─── Given passage ───
A tradition like no other. Every year I like to dive into the full NCAA field and decide which team mascot I’d most like to eat. This seems like a fairly easy task at first glance, but it’s a culinary minefield.
Every step of the way you need to make moral decisions about how far you’re willing to go. Each stage in the bracket is a new way to confront your own culinary biases. If you thought trying to decide which team will cut down the nets is tough, wait until you try to work out who you’ll be cutting up on your plate. Let’s put the flowery language aside and dive into my eating bracket.
First off, I’d like to establish that there’s a hierarchy I have when it comes to making the tough decisions, and it falls into a really simple flowchart:
Human> Endangered Species> Dog> Cat
In every in single instance I’m following this. Unless absolutely forced, I will not eat a human. It’s where I draw the line. From there, I will avoid eating an animal that is already threatened by environmental or human impact. Dogs are a no go too, unless I’m pressed.
In the past I’ve discussed how I unwittingly ate cat, and it was surprisingly delicious, but tastes change as you age. I cannot, in good conscious, remember the sweet, pork-like meat of a cat in making this decision. It has now been added to the “taboo meats” section, and avoided when possible.
The “Texas Conundrum”
Every year this comes up and I need to think about Texas’ role in all this. The issue is that picking the Longhorns is chalk. It’s the obvious choice, the lazy selection. In a normal world then yes, eating beef is a clear choice when looking at what you’d like to eat from the field.
It’s also really, really boring. Beef is amazing, but it doesn’t tantalize my tastebuds or dance on my tongue … and March is all about dancing. It’s my time of the year to branch out into something a little more unique, and being beef will only carry you so far.
Discussing the tough decisions
I hate what the East did to me in the first round. I will never forgive the East. Yes, I had to eat a human. The First Four game between St. Mary’s and Wyoming/Indiana forced me to really contemplate what I’m looking to eat in a person, if forced.
Wyoming is a cowboy. Tough, like shoe leather. Not interested.
We know Iberico pork is specially fed acorns to improve flavor. Grass fed beef is best. By this notion, a Hoosier is flavored by Indiana. These are not culinary delights I’m down with. It’s a shitty turducken. I’m out.
───
* Problems and tasks:
(1) Reproduce the stretch of the mascot-eating bracket piece from "First off, I’d" through "unless I’m pressed.".
(2) Carry on the mascot-eating bracket piece from the point where it stops.
The rows after this point are separate material, unrelated to the mascot-eating bracket piece.
─── Raw data ───
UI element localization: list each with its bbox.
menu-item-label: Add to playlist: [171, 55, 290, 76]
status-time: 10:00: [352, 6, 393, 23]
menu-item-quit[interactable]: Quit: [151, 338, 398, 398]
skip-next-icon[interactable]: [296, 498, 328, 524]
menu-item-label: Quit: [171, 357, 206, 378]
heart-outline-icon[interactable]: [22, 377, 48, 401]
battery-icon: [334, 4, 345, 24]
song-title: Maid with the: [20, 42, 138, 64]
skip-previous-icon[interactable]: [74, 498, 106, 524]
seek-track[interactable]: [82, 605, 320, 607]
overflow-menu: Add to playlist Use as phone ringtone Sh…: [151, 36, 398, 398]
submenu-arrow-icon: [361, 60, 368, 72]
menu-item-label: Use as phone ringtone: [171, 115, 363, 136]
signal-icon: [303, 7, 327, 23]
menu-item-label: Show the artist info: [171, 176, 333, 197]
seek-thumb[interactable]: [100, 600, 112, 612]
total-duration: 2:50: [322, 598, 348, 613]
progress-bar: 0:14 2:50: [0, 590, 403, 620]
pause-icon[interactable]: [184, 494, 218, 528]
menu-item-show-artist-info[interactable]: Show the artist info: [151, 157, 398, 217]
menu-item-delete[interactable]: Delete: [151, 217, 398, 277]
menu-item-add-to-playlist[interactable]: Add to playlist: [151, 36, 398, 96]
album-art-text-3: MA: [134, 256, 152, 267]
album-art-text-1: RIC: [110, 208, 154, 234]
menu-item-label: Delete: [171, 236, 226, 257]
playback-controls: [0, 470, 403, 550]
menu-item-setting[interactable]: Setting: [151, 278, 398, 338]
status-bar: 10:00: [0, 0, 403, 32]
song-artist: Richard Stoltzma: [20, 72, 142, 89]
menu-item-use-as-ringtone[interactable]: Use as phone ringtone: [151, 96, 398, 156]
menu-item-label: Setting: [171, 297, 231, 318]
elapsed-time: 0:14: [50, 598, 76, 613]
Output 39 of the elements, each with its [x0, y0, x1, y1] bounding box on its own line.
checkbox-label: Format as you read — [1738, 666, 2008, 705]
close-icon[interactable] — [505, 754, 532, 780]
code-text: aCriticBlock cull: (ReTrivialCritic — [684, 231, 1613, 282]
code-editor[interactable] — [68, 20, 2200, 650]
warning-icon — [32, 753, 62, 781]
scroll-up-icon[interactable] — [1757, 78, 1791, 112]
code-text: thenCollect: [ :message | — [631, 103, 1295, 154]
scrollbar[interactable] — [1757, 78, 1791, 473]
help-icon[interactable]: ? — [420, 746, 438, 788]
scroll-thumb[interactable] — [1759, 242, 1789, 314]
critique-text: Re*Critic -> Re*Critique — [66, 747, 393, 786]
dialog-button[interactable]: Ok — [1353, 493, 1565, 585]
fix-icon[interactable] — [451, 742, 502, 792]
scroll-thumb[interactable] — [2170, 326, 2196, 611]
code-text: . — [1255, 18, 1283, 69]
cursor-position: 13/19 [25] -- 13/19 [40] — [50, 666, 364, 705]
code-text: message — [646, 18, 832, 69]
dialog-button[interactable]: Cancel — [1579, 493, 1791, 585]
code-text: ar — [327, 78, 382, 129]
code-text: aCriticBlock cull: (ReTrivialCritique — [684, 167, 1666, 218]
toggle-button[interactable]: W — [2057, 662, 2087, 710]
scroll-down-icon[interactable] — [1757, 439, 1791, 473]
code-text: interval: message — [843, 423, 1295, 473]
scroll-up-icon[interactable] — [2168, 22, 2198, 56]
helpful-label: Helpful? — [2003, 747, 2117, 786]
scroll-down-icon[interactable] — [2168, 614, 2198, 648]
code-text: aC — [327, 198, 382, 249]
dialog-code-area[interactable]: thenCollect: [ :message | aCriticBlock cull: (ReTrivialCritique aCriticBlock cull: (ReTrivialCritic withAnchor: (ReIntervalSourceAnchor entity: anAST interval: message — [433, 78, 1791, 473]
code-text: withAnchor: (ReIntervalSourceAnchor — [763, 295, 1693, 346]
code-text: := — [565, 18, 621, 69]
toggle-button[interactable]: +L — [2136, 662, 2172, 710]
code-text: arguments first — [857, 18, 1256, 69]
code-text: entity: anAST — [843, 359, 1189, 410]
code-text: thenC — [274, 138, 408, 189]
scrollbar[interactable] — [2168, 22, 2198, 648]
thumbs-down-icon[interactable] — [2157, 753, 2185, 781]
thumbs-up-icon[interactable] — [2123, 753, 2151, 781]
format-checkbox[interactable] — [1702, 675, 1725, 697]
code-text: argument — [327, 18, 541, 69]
───
* Answers by task:
(1)
First off, I’d like to establish that there’s a hierarchy I have when it comes to making the tough decisions, and it falls into a really simple flowchart:
Human> Endangered Species> Dog> Cat
In every in single instance I’m following this. Unless absolutely forced, I will not eat a human. It’s where I draw the line. From there, I will avoid eating an animal that is already threatened by environmental or human impact. Dogs are a no go too, unless I’m pressed.

(2)
Finally, when it comes to these mascots, St. Mary’s is a snack.
We also had a cat vs. cat throwdown with Davidson and Montana State. This is a wildcat vs. a bobcat, which are identical animals for all intents and purposes. In the end I went Montana. Free range, relaxed range cat>>>> dirty NC mountain cat.
The preparations of the Final Four
This year offered a really great mix of culinary delights. I don’t just think about these meats in isolation, but how I would prepare them at home.
Arkansas=Smoked, whole hog BBQ
Jacksonville State=Gamecoq au vin
Four really delicious meals I would be happy with any time. The issue I had with both Akron and Jacksonville State is the amount of preparation. Coq au vin is some WORK, and I only ever order confit at restaurants, because using that much oil in a residential setting feels like a waste.
That leaves us with Arkansas and Delaware.
I roast chickens semi-regularly. I’m of the firm opinion that if a majority of Americans learned how to properly roast a chicken it would not only transform how families eat, because whole chickens are a cheap source of protein, but make Thanksgiving so much better when individuals learn how to make a bird well.
The, there’s pulled pork BBQ. It’s food perfection. Get one wild hog and you can feed over 100 people, and wild hog is a delicious game meat that I’d put up there with venison among the best. Top that off with a good, spicy Eastern NC vinegar-based sauce and you have a special, transcendent meal.